◆ WORK TO COMPLETE
Print all entries word for word.

____________

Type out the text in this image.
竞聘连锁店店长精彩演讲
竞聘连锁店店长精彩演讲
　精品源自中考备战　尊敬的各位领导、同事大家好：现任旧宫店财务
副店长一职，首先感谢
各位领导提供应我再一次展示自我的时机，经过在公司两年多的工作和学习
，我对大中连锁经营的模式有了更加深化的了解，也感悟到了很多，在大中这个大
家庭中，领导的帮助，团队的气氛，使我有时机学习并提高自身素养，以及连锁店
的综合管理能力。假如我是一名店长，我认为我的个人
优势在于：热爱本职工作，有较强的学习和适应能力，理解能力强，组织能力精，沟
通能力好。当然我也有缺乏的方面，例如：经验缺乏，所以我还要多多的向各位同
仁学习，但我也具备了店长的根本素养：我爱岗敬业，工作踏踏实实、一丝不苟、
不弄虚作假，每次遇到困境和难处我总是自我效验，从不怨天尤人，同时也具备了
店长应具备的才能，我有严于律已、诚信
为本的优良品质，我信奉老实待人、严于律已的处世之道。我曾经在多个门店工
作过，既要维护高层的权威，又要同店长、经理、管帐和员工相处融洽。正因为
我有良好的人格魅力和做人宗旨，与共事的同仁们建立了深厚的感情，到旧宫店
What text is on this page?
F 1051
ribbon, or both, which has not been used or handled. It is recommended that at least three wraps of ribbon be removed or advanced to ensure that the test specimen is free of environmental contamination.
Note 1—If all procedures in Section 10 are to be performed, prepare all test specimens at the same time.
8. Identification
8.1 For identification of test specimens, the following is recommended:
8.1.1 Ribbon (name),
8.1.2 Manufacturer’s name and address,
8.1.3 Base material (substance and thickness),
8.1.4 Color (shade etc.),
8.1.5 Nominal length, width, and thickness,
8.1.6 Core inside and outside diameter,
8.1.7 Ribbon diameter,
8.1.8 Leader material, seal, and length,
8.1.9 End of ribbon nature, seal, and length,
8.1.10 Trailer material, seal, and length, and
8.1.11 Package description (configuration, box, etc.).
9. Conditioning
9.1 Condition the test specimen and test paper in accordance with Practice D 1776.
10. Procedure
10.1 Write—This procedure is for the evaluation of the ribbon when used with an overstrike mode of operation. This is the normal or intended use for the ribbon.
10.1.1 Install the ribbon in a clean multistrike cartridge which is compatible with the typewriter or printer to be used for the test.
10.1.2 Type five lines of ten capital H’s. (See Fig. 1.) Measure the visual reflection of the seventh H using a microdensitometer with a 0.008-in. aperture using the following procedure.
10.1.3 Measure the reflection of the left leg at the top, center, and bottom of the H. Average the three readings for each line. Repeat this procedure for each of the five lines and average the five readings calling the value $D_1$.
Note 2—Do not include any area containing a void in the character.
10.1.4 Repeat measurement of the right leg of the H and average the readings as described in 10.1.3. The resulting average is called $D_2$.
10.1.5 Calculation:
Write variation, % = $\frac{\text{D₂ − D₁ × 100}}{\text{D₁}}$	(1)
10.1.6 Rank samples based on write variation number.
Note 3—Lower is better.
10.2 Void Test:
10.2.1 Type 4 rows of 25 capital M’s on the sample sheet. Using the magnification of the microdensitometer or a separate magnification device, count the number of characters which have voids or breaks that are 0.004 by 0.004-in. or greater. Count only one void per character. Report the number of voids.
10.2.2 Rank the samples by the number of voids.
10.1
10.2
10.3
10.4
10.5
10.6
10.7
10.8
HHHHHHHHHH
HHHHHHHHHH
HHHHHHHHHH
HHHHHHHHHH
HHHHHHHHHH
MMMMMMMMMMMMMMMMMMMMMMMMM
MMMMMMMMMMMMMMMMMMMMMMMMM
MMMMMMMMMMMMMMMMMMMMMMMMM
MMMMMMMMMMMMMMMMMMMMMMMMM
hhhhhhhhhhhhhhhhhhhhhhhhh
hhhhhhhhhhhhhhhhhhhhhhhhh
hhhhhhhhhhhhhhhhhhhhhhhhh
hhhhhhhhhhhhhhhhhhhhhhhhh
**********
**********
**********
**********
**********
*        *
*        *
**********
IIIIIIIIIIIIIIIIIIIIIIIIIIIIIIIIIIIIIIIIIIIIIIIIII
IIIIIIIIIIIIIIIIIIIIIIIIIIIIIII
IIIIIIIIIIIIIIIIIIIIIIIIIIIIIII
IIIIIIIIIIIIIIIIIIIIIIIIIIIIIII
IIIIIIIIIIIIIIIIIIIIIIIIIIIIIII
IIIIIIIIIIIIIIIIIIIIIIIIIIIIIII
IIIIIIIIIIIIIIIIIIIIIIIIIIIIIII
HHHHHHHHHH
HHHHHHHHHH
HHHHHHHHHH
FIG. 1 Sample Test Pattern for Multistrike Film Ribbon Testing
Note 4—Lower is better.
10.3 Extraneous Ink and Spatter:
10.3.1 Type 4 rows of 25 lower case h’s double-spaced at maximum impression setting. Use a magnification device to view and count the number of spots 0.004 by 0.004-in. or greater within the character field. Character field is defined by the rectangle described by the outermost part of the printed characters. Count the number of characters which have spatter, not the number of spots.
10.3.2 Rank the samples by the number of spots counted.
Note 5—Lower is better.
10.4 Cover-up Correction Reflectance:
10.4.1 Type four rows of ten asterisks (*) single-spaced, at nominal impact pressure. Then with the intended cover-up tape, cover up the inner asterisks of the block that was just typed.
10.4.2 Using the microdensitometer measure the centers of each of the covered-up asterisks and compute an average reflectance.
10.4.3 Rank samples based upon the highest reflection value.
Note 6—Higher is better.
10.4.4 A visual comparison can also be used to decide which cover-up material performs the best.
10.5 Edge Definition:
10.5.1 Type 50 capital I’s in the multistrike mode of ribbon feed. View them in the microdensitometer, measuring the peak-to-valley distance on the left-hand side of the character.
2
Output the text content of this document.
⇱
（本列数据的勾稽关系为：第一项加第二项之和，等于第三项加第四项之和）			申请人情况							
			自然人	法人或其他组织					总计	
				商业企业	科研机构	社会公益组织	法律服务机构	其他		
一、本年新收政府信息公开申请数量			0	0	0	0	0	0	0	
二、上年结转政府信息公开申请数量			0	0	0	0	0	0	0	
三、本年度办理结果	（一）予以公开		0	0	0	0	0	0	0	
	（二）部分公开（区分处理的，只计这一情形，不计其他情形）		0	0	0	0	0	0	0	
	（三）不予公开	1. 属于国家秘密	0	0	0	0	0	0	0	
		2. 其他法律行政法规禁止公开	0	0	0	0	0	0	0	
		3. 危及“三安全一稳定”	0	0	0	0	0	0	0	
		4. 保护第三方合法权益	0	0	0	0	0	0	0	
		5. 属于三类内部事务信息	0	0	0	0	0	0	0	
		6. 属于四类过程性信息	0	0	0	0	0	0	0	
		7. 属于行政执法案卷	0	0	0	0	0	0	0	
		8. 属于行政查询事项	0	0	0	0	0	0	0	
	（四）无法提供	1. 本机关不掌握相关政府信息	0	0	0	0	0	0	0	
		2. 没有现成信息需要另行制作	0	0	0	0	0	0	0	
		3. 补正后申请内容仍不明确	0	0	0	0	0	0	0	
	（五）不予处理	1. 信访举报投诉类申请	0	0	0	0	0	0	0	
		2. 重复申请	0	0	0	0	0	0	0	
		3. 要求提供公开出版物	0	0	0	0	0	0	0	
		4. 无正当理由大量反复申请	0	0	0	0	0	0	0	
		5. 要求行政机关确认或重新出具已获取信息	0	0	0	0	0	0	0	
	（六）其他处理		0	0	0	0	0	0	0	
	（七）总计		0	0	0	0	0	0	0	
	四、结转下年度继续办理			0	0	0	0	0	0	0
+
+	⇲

____________

◆ SOLUTION BELOW
Type out the text in this image.
竞聘连锁店店长精彩演讲
竞聘连锁店店长精彩演讲
　精品源自中考备战　尊敬的各位领导、同事大家好：现任旧宫店财务
副店长一职，首先感谢
各位领导提供应我再一次展示自我的时机，经过在公司两年多的工作和学习
，我对大中连锁经营的模式有了更加深化的了解，也感悟到了很多，在大中这个大
家庭中，领导的帮助，团队的气氛，使我有时机学习并提高自身素养，以及连锁店
的综合管理能力。假如我是一名店长，我认为我的个人
优势在于：热爱本职工作，有较强的学习和适应能力，理解能力强，组织能力精，沟
通能力好。当然我也有缺乏的方面，例如：经验缺乏，所以我还要多多的向各位同
仁学习，但我也具备了店长的根本素养：我爱岗敬业，工作踏踏实实、一丝不苟、
不弄虚作假，每次遇到困境和难处我总是自我效验，从不怨天尤人，同时也具备了
店长应具备的才能，我有严于律已、诚信
为本的优良品质，我信奉老实待人、严于律已的处世之道。我曾经在多个门店工
作过，既要维护高层的权威，又要同店长、经理、管帐和员工相处融洽。正因为
我有良好的人格魅力和做人宗旨，与共事的同仁们建立了深厚的感情，到旧宫店
What text is on this page?
F 1051
ribbon, or both, which has not been used or handled. It is recommended that at least three wraps of ribbon be removed or advanced to ensure that the test specimen is free of environmental contamination.
Note 1—If all procedures in Section 10 are to be performed, prepare all test specimens at the same time.
8. Identification
8.1 For identification of test specimens, the following is recommended:
8.1.1 Ribbon (name),
8.1.2 Manufacturer’s name and address,
8.1.3 Base material (substance and thickness),
8.1.4 Color (shade etc.),
8.1.5 Nominal length, width, and thickness,
8.1.6 Core inside and outside diameter,
8.1.7 Ribbon diameter,
8.1.8 Leader material, seal, and length,
8.1.9 End of ribbon nature, seal, and length,
8.1.10 Trailer material, seal, and length, and
8.1.11 Package description (configuration, box, etc.).
9. Conditioning
9.1 Condition the test specimen and test paper in accordance with Practice D 1776.
10. Procedure
10.1 Write—This procedure is for the evaluation of the ribbon when used with an overstrike mode of operation. This is the normal or intended use for the ribbon.
10.1.1 Install the ribbon in a clean multistrike cartridge which is compatible with the typewriter or printer to be used for the test.
10.1.2 Type five lines of ten capital H’s. (See Fig. 1.) Measure the visual reflection of the seventh H using a microdensitometer with a 0.008-in. aperture using the following procedure.
10.1.3 Measure the reflection of the left leg at the top, center, and bottom of the H. Average the three readings for each line. Repeat this procedure for each of the five lines and average the five readings calling the value $D_1$.
Note 2—Do not include any area containing a void in the character.
10.1.4 Repeat measurement of the right leg of the H and average the readings as described in 10.1.3. The resulting average is called $D_2$.
10.1.5 Calculation:
Write variation, % = $\frac{\text{D₂ − D₁ × 100}}{\text{D₁}}$	(1)
10.1.6 Rank samples based on write variation number.
Note 3—Lower is better.
10.2 Void Test:
10.2.1 Type 4 rows of 25 capital M’s on the sample sheet. Using the magnification of the microdensitometer or a separate magnification device, count the number of characters which have voids or breaks that are 0.004 by 0.004-in. or greater. Count only one void per character. Report the number of voids.
10.2.2 Rank the samples by the number of voids.
10.1
10.2
10.3
10.4
10.5
10.6
10.7
10.8
HHHHHHHHHH
HHHHHHHHHH
HHHHHHHHHH
HHHHHHHHHH
HHHHHHHHHH
MMMMMMMMMMMMMMMMMMMMMMMMM
MMMMMMMMMMMMMMMMMMMMMMMMM
MMMMMMMMMMMMMMMMMMMMMMMMM
MMMMMMMMMMMMMMMMMMMMMMMMM
hhhhhhhhhhhhhhhhhhhhhhhhh
hhhhhhhhhhhhhhhhhhhhhhhhh
hhhhhhhhhhhhhhhhhhhhhhhhh
hhhhhhhhhhhhhhhhhhhhhhhhh
**********
**********
**********
**********
**********
*        *
*        *
**********
IIIIIIIIIIIIIIIIIIIIIIIIIIIIIIIIIIIIIIIIIIIIIIIIII
IIIIIIIIIIIIIIIIIIIIIIIIIIIIIII
IIIIIIIIIIIIIIIIIIIIIIIIIIIIIII
IIIIIIIIIIIIIIIIIIIIIIIIIIIIIII
IIIIIIIIIIIIIIIIIIIIIIIIIIIIIII
IIIIIIIIIIIIIIIIIIIIIIIIIIIIIII
IIIIIIIIIIIIIIIIIIIIIIIIIIIIIII
HHHHHHHHHH
HHHHHHHHHH
HHHHHHHHHH
FIG. 1 Sample Test Pattern for Multistrike Film Ribbon Testing
Note 4—Lower is better.
10.3 Extraneous Ink and Spatter:
10.3.1 Type 4 rows of 25 lower case h’s double-spaced at maximum impression setting. Use a magnification device to view and count the number of spots 0.004 by 0.004-in. or greater within the character field. Character field is defined by the rectangle described by the outermost part of the printed characters. Count the number of characters which have spatter, not the number of spots.
10.3.2 Rank the samples by the number of spots counted.
Note 5—Lower is better.
10.4 Cover-up Correction Reflectance:
10.4.1 Type four rows of ten asterisks (*) single-spaced, at nominal impact pressure. Then with the intended cover-up tape, cover up the inner asterisks of the block that was just typed.
10.4.2 Using the microdensitometer measure the centers of each of the covered-up asterisks and compute an average reflectance.
10.4.3 Rank samples based upon the highest reflection value.
Note 6—Higher is better.
10.4.4 A visual comparison can also be used to decide which cover-up material performs the best.
10.5 Edge Definition:
10.5.1 Type 50 capital I’s in the multistrike mode of ribbon feed. View them in the microdensitometer, measuring the peak-to-valley distance on the left-hand side of the character.
2
Output the text content of this document.
⇱
（本列数据的勾稽关系为：第一项加第二项之和，等于第三项加第四项之和）			申请人情况							
			自然人	法人或其他组织					总计	
				商业企业	科研机构	社会公益组织	法律服务机构	其他		
一、本年新收政府信息公开申请数量			0	0	0	0	0	0	0	
二、上年结转政府信息公开申请数量			0	0	0	0	0	0	0	
三、本年度办理结果	（一）予以公开		0	0	0	0	0	0	0	
	（二）部分公开（区分处理的，只计这一情形，不计其他情形）		0	0	0	0	0	0	0	
	（三）不予公开	1. 属于国家秘密	0	0	0	0	0	0	0	
		2. 其他法律行政法规禁止公开	0	0	0	0	0	0	0	
		3. 危及“三安全一稳定”	0	0	0	0	0	0	0	
		4. 保护第三方合法权益	0	0	0	0	0	0	0	
		5. 属于三类内部事务信息	0	0	0	0	0	0	0	
		6. 属于四类过程性信息	0	0	0	0	0	0	0	
		7. 属于行政执法案卷	0	0	0	0	0	0	0	
		8. 属于行政查询事项	0	0	0	0	0	0	0	
	（四）无法提供	1. 本机关不掌握相关政府信息	0	0	0	0	0	0	0	
		2. 没有现成信息需要另行制作	0	0	0	0	0	0	0	
		3. 补正后申请内容仍不明确	0	0	0	0	0	0	0	
	（五）不予处理	1. 信访举报投诉类申请	0	0	0	0	0	0	0	
		2. 重复申请	0	0	0	0	0	0	0	
		3. 要求提供公开出版物	0	0	0	0	0	0	0	
		4. 无正当理由大量反复申请	0	0	0	0	0	0	0	
		5. 要求行政机关确认或重新出具已获取信息	0	0	0	0	0	0	0	
	（六）其他处理		0	0	0	0	0	0	0	
	（七）总计		0	0	0	0	0	0	0	
	四、结转下年度继续办理			0	0	0	0	0	0	0
+
+	⇲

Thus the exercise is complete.